* **EXERCISE TASK**: Copy every line that holds "value".

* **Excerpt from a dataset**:
-- BEGIN --
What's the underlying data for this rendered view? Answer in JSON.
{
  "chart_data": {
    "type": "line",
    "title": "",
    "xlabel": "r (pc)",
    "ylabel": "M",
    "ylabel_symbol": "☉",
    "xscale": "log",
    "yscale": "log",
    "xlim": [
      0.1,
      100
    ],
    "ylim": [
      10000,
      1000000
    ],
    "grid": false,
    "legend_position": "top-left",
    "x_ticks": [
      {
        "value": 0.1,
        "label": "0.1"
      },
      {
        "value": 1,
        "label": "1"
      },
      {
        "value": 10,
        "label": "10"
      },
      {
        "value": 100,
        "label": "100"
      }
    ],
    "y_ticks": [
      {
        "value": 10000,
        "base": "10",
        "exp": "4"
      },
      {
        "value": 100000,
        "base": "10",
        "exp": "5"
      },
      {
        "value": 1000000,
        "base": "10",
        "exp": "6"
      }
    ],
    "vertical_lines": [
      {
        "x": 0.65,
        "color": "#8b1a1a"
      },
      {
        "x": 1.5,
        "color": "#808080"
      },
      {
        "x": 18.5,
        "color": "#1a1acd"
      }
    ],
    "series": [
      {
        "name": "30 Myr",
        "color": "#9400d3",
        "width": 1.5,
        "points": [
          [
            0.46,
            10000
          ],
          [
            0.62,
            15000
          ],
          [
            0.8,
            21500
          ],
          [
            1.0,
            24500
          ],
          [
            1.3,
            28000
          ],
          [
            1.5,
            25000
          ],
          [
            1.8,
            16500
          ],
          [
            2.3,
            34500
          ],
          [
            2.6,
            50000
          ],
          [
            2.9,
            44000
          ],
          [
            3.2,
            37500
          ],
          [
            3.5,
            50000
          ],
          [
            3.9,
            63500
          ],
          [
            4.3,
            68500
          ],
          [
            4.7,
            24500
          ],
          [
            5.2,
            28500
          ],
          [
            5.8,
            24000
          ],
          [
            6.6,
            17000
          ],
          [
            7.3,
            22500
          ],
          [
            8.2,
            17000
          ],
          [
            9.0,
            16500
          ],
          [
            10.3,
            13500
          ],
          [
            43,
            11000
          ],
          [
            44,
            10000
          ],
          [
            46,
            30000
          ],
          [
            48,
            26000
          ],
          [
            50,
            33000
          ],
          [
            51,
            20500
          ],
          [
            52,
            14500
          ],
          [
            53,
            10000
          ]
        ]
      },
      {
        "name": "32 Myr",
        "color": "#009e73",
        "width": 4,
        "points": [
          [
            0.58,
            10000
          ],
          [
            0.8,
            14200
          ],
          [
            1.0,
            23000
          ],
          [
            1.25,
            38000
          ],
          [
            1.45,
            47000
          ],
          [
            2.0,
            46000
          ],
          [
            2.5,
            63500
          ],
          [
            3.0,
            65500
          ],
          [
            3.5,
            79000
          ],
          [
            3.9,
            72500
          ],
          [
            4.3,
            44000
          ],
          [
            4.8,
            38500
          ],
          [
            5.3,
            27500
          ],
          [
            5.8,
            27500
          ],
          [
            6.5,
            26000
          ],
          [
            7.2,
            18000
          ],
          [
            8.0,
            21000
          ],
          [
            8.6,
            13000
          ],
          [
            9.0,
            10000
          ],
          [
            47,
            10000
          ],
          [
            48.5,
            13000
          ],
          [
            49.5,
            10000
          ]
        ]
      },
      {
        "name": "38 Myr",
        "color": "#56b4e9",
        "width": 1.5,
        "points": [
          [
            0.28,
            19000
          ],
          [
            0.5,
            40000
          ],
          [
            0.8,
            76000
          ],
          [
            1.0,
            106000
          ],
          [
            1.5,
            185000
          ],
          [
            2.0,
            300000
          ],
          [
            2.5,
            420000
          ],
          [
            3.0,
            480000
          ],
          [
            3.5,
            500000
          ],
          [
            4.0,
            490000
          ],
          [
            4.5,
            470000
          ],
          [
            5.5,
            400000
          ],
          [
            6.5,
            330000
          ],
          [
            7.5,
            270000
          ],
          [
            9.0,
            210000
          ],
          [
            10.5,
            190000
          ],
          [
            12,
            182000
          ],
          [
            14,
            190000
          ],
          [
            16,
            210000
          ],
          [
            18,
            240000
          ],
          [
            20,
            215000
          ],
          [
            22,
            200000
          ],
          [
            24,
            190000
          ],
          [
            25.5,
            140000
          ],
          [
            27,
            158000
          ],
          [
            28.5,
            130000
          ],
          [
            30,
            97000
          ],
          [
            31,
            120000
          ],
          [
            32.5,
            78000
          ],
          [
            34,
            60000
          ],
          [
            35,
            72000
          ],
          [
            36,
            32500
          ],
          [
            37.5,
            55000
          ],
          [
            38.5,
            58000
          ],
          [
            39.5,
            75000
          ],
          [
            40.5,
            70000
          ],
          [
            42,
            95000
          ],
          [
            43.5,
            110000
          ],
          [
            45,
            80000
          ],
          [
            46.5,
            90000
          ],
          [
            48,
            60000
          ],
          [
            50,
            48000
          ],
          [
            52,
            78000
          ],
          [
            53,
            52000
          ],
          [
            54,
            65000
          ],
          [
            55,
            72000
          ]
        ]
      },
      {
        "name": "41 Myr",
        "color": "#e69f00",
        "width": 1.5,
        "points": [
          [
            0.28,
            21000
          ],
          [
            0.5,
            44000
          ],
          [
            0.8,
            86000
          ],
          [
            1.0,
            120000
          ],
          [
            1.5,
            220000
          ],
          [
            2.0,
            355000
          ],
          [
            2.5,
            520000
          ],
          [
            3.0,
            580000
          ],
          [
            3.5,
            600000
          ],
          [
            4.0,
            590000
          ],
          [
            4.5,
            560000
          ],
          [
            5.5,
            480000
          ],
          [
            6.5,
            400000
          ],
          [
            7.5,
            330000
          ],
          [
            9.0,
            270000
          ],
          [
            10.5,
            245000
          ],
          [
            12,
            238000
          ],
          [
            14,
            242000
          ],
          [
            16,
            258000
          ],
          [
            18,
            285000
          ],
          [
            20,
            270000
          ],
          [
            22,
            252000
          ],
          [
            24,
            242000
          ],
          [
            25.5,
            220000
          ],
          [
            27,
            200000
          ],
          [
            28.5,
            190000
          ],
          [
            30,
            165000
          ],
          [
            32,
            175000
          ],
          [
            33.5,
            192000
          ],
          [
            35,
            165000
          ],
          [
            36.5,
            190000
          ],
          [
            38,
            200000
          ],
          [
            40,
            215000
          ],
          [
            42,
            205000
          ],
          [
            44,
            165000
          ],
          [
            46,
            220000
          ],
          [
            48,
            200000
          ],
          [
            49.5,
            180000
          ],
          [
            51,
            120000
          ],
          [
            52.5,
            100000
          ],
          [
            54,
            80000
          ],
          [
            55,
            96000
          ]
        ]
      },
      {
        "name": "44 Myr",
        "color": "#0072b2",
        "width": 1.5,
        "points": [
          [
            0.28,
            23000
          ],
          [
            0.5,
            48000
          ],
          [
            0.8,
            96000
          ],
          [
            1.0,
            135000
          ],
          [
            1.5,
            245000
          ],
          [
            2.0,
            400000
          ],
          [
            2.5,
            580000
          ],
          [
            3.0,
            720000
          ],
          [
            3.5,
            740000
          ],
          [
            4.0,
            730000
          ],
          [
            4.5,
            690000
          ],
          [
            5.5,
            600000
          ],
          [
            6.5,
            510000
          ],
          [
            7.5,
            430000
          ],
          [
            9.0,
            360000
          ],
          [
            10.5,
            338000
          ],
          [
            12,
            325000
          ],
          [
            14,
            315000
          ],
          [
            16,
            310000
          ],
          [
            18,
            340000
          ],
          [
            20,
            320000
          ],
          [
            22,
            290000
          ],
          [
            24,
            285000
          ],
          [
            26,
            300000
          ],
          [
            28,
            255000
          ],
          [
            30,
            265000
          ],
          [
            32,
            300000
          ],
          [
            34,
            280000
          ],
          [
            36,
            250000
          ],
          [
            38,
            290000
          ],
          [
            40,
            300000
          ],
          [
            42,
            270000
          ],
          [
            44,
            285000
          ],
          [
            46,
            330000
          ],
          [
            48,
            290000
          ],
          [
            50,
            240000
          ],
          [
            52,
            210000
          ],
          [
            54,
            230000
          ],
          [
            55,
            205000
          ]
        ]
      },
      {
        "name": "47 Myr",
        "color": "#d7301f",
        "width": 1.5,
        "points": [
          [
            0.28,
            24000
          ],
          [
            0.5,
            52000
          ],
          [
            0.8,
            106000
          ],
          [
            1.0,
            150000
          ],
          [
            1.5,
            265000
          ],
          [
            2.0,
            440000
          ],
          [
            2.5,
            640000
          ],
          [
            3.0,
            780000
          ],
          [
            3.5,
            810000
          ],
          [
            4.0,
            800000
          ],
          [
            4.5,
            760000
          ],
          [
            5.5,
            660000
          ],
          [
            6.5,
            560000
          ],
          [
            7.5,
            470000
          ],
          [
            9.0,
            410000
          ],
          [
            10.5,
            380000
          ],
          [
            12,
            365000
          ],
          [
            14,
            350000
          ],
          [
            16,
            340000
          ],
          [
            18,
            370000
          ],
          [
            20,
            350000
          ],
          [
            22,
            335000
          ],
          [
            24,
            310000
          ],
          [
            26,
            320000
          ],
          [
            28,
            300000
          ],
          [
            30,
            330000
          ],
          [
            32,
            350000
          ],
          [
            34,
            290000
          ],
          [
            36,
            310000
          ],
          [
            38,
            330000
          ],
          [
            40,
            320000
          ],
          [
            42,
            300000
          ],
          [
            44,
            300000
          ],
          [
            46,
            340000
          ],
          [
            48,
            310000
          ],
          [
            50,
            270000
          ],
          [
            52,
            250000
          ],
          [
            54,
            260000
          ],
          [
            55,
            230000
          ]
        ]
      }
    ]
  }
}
-- END --
* **EXPECTED OUTPUT**:
        "value": 0.1,
        "value": 1,
        "value": 10,
        "value": 100,
        "value": 10000,
        "value": 100000,
        "value": 1000000,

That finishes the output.